### Task goal
Below is a listing to transcribe in full and exactly; keep the pictures out.

○ ○ ○

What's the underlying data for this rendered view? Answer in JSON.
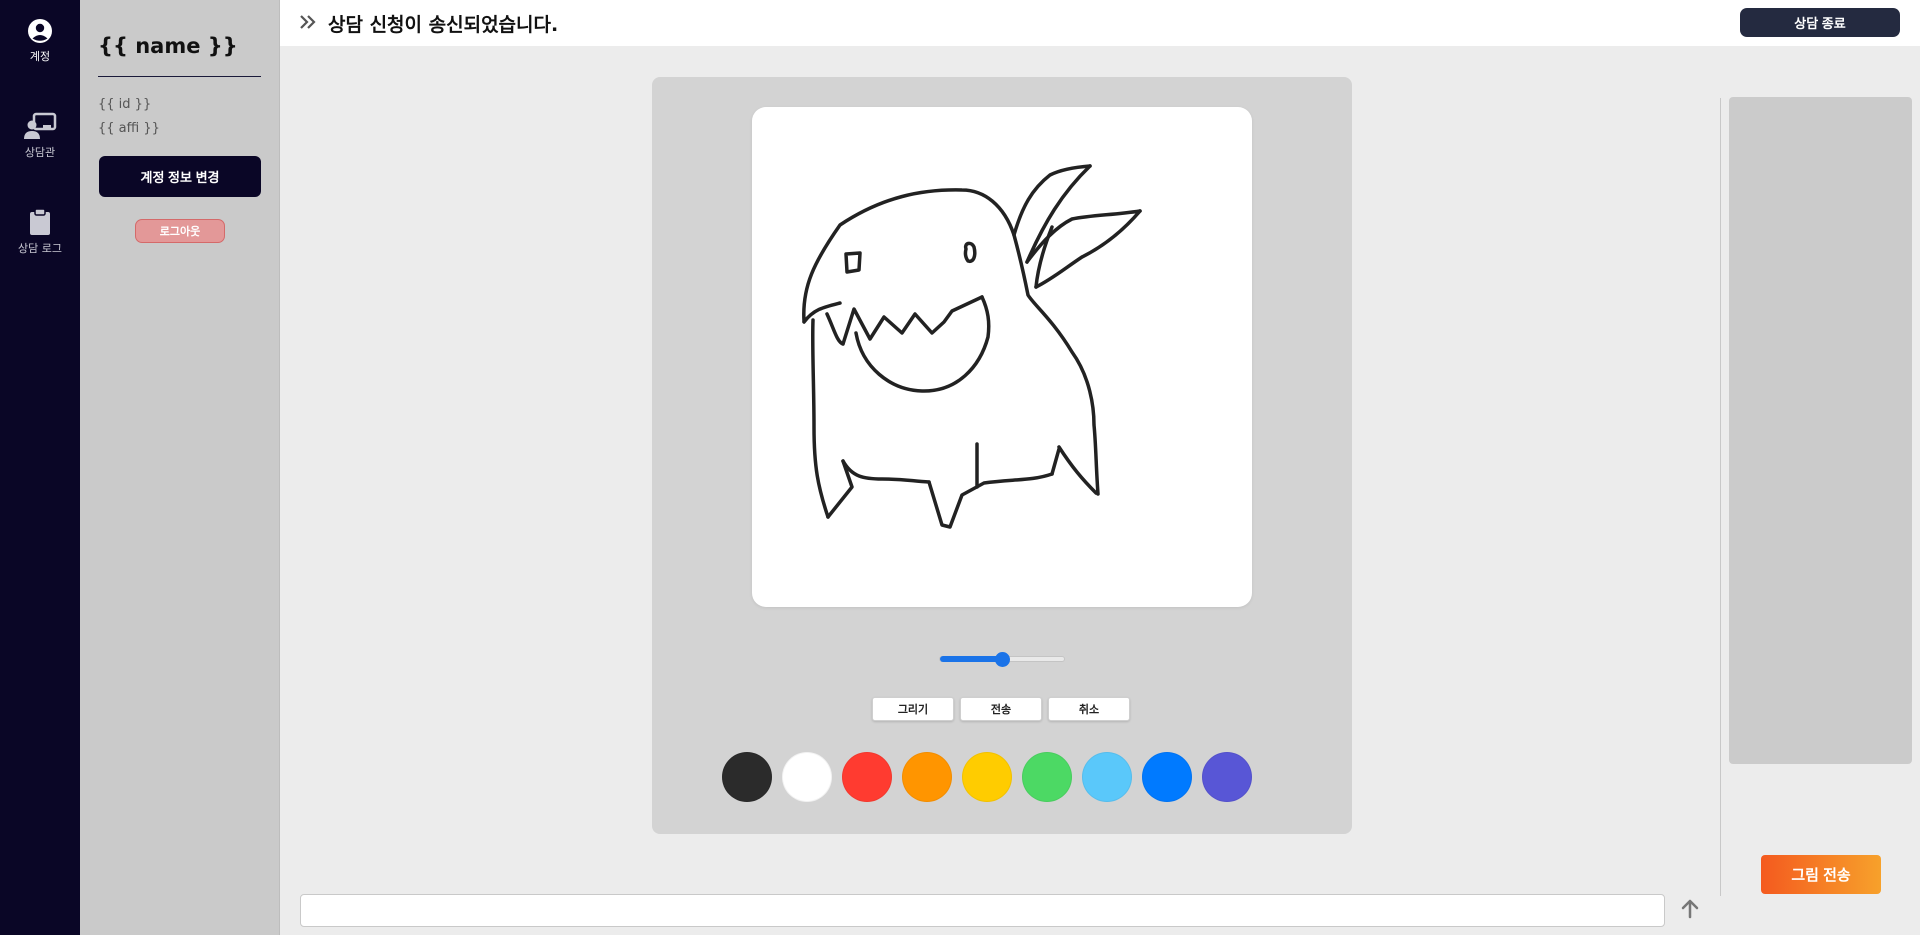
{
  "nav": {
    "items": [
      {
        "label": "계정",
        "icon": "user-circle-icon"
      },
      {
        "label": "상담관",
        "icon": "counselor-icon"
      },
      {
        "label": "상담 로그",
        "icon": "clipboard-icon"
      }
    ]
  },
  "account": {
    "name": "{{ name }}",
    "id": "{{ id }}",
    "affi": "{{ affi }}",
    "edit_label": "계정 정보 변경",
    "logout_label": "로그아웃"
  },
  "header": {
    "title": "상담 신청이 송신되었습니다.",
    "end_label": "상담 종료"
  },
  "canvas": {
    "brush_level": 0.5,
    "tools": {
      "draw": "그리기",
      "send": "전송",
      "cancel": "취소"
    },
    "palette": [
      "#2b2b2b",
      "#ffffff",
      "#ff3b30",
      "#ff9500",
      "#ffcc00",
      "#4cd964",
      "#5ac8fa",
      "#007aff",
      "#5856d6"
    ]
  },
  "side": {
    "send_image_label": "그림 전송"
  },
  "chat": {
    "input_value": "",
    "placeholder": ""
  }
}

○ ○ ○

### Answer to the task
What's the underlying data for this rendered view? Answer in JSON.
{
  "nav": {
    "items": [
      {
        "label": "계정",
        "icon": "user-circle-icon"
      },
      {
        "label": "상담관",
        "icon": "counselor-icon"
      },
      {
        "label": "상담 로그",
        "icon": "clipboard-icon"
      }
    ]
  },
  "account": {
    "name": "{{ name }}",
    "id": "{{ id }}",
    "affi": "{{ affi }}",
    "edit_label": "계정 정보 변경",
    "logout_label": "로그아웃"
  },
  "header": {
    "title": "상담 신청이 송신되었습니다.",
    "end_label": "상담 종료"
  },
  "canvas": {
    "brush_level": 0.5,
    "tools": {
      "draw": "그리기",
      "send": "전송",
      "cancel": "취소"
    },
    "palette": [
      "#2b2b2b",
      "#ffffff",
      "#ff3b30",
      "#ff9500",
      "#ffcc00",
      "#4cd964",
      "#5ac8fa",
      "#007aff",
      "#5856d6"
    ]
  },
  "side": {
    "send_image_label": "그림 전송"
  },
  "chat": {
    "input_value": "",
    "placeholder": ""
  }
}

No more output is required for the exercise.